Instructions to follow:
Lines containing the word "color" should be extracted in full.

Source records
▬▬▬▬▬▬▬▬▬▬
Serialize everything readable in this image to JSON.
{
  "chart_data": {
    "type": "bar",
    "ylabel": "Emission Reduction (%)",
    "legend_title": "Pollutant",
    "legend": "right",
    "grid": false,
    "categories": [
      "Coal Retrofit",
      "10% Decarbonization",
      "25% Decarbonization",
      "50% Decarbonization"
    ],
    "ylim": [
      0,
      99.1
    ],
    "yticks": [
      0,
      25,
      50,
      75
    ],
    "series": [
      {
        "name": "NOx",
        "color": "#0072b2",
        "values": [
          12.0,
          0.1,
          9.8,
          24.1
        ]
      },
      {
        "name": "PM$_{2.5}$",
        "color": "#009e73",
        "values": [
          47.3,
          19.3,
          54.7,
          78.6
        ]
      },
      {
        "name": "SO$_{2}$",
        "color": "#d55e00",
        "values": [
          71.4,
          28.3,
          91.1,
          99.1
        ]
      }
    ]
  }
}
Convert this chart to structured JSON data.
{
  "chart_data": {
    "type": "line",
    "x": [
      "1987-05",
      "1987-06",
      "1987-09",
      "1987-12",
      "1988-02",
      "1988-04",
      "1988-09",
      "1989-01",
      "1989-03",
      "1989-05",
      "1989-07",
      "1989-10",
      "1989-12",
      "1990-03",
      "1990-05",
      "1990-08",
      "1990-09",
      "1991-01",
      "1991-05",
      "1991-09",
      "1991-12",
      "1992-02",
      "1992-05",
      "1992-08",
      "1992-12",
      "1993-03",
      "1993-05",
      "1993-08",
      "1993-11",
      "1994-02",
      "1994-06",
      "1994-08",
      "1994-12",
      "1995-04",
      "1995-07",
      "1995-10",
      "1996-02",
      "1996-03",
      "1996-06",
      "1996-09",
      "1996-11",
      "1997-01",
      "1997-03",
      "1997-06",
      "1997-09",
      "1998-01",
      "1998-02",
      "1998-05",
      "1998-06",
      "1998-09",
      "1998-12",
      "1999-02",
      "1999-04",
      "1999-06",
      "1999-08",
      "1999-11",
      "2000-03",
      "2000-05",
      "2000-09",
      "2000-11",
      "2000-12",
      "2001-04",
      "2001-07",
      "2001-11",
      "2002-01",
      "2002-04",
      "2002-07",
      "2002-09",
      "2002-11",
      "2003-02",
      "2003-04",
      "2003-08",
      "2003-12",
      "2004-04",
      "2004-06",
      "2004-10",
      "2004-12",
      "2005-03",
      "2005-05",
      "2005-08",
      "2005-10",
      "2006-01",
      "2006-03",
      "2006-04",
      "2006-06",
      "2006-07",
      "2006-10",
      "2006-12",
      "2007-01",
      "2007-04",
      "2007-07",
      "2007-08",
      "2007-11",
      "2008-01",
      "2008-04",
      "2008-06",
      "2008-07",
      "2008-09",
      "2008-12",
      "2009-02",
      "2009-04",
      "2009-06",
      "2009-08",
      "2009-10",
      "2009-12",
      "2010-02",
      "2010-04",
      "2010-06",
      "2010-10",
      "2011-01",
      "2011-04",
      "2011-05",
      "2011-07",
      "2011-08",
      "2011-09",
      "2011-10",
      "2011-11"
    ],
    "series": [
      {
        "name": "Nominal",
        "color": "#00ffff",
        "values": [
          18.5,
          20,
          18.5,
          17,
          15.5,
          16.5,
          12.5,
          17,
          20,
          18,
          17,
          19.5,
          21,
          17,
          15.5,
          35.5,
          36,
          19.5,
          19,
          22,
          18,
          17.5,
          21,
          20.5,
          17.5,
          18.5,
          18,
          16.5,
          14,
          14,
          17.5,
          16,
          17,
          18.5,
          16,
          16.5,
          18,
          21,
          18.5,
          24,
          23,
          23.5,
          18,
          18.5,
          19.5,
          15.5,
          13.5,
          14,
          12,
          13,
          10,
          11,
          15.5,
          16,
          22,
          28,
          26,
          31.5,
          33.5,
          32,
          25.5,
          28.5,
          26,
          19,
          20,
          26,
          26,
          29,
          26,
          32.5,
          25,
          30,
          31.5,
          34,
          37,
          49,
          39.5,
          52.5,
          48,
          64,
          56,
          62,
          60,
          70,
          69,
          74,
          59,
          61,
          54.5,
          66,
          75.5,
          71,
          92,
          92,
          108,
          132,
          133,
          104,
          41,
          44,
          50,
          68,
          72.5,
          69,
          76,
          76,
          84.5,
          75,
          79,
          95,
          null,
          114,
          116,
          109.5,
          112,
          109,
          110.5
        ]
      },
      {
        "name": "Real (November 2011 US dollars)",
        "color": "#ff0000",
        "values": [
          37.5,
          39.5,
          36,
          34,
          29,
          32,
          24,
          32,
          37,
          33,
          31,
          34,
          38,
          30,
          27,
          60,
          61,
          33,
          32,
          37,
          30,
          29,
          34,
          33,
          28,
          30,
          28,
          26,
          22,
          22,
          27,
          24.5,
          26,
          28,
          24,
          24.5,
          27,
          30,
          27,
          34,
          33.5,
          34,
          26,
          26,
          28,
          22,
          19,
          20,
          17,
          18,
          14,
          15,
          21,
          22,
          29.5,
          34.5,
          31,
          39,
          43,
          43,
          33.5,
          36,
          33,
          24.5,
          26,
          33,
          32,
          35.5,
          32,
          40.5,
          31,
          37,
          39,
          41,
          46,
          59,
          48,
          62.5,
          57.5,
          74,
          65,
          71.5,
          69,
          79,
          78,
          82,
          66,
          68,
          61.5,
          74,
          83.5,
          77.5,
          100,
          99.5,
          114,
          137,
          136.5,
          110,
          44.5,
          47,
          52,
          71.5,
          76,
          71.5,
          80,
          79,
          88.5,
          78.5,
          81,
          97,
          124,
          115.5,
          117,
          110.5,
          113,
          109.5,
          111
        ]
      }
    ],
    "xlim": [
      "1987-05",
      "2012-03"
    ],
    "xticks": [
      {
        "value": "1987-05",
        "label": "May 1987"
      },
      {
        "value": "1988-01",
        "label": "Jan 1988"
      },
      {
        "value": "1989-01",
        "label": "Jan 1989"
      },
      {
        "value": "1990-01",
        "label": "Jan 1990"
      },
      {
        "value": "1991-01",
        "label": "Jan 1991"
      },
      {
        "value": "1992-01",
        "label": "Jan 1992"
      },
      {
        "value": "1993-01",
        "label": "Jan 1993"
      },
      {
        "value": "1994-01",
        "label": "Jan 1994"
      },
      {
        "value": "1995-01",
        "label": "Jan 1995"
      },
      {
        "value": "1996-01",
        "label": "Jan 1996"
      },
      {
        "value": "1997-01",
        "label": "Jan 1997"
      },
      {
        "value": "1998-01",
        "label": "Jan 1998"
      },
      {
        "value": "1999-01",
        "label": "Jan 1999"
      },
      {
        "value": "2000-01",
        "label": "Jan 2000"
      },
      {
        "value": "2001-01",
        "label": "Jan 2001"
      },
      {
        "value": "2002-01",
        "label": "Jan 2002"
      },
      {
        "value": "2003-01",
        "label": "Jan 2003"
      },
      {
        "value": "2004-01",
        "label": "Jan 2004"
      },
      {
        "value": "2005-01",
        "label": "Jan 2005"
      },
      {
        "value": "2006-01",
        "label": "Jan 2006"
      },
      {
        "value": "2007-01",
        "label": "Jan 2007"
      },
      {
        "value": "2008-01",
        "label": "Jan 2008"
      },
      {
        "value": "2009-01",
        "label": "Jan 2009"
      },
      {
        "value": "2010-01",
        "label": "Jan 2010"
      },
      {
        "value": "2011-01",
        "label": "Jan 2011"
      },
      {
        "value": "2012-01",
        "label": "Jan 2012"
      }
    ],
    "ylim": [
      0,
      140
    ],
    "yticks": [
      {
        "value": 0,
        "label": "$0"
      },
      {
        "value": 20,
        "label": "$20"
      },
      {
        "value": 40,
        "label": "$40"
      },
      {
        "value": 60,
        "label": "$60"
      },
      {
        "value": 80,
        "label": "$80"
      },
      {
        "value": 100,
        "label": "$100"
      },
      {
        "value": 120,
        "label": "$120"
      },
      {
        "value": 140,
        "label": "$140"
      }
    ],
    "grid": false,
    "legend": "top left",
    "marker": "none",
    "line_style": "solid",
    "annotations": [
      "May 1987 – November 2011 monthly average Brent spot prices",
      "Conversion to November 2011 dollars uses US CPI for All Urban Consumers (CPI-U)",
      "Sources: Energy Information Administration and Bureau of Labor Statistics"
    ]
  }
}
▬▬▬▬▬▬▬▬▬▬
Complete answer:
        "color": "#0072b2",
        "color": "#009e73",
        "color": "#d55e00",
        "color": "#00ffff",
        "color": "#ff0000",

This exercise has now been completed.